→ The task: Please report every line from the material that contains the word "canh".

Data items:
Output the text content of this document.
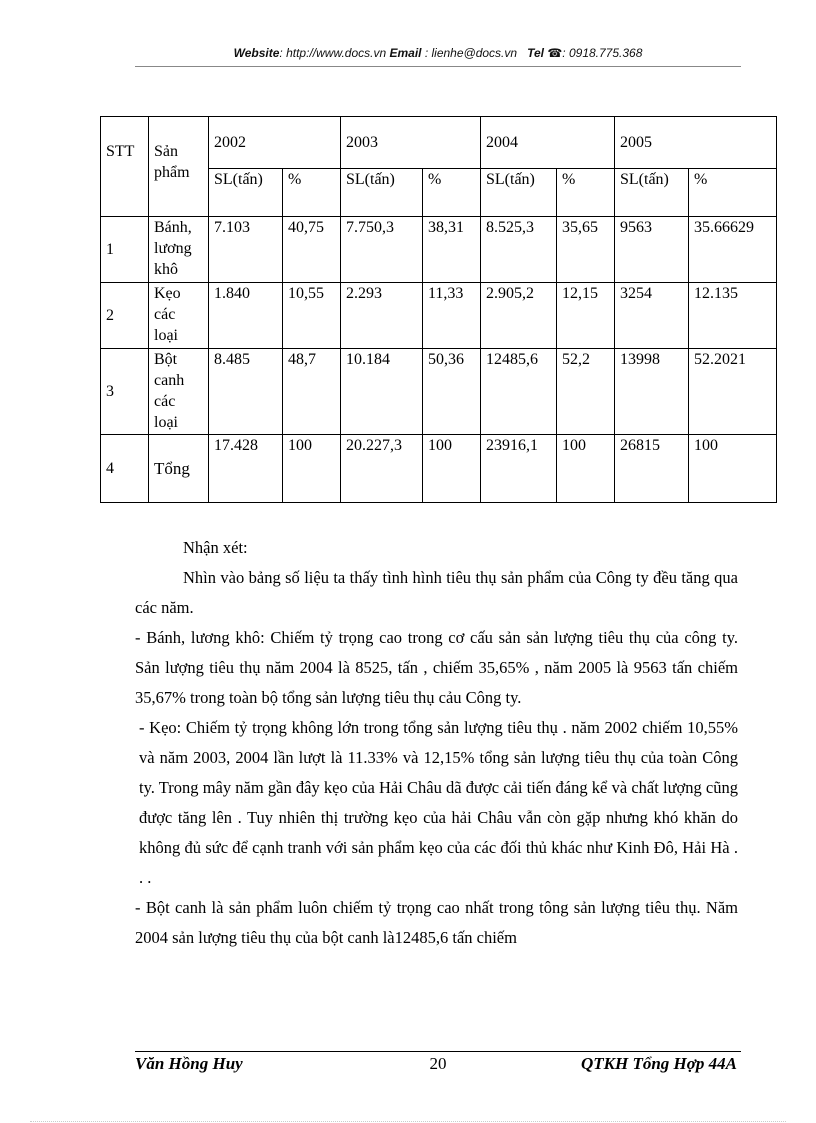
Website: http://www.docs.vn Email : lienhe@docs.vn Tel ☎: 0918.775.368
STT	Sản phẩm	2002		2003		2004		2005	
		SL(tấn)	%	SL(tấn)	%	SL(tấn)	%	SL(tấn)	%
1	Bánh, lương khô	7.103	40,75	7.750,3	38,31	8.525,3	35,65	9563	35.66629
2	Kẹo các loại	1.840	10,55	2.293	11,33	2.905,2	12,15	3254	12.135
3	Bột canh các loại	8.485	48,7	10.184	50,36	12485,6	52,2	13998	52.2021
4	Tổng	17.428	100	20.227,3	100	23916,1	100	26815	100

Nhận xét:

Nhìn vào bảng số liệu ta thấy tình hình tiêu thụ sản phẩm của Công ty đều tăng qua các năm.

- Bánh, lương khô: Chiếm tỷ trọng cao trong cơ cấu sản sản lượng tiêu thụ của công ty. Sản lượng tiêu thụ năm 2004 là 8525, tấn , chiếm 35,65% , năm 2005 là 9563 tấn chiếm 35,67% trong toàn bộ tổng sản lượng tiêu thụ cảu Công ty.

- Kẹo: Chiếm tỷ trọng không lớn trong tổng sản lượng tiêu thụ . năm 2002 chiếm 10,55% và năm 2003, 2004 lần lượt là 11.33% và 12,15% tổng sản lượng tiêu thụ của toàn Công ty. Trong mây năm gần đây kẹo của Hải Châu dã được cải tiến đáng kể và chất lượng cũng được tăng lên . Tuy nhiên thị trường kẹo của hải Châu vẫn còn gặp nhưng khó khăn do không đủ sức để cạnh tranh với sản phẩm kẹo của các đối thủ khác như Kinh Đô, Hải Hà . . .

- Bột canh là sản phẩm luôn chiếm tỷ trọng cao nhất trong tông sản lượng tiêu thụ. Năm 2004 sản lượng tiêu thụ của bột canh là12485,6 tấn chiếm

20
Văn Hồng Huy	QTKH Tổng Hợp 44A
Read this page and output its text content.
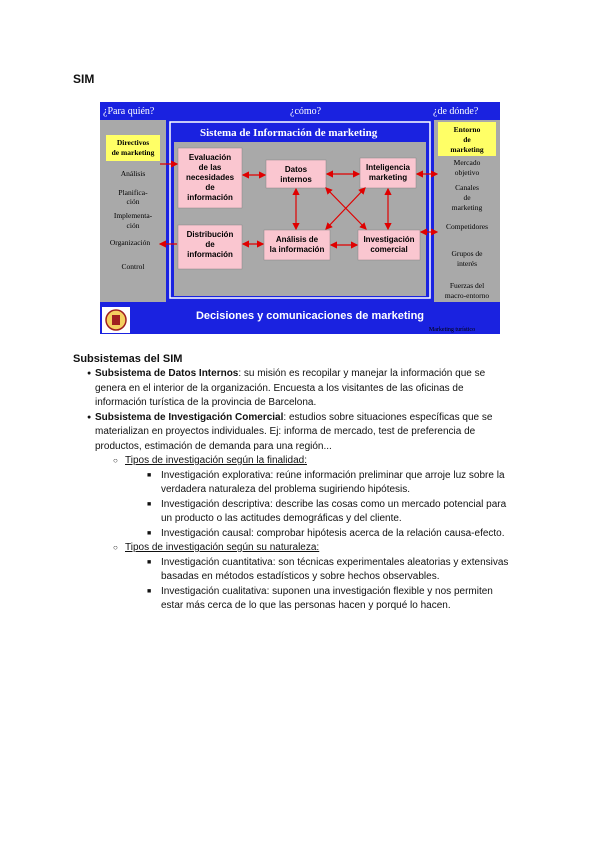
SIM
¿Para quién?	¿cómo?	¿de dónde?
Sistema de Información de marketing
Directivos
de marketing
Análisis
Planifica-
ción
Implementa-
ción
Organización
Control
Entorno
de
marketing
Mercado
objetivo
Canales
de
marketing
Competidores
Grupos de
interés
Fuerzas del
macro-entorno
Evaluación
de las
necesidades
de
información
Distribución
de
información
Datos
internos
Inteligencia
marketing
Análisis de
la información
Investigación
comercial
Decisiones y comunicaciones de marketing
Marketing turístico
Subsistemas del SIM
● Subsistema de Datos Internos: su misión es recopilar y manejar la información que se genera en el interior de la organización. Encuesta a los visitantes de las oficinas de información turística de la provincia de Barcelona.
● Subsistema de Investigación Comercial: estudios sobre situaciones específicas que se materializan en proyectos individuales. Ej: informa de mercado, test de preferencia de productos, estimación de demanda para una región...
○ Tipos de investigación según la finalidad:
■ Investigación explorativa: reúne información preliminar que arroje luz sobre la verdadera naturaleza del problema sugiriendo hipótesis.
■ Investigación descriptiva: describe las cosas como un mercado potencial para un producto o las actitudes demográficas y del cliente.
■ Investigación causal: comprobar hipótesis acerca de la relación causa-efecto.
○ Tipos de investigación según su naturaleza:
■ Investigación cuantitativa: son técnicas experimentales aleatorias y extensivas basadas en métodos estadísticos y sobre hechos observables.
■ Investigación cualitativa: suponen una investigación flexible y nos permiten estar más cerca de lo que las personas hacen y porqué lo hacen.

→ Answer:
3	Bột canh các loại	8.485	48,7	10.184	50,36	12485,6	52,2	13998	52.2021
- Bột canh là sản phẩm luôn chiếm tỷ trọng cao nhất trong tông sản lượng tiêu thụ. Năm 2004 sản lượng tiêu thụ của bột canh là12485,6 tấn chiếm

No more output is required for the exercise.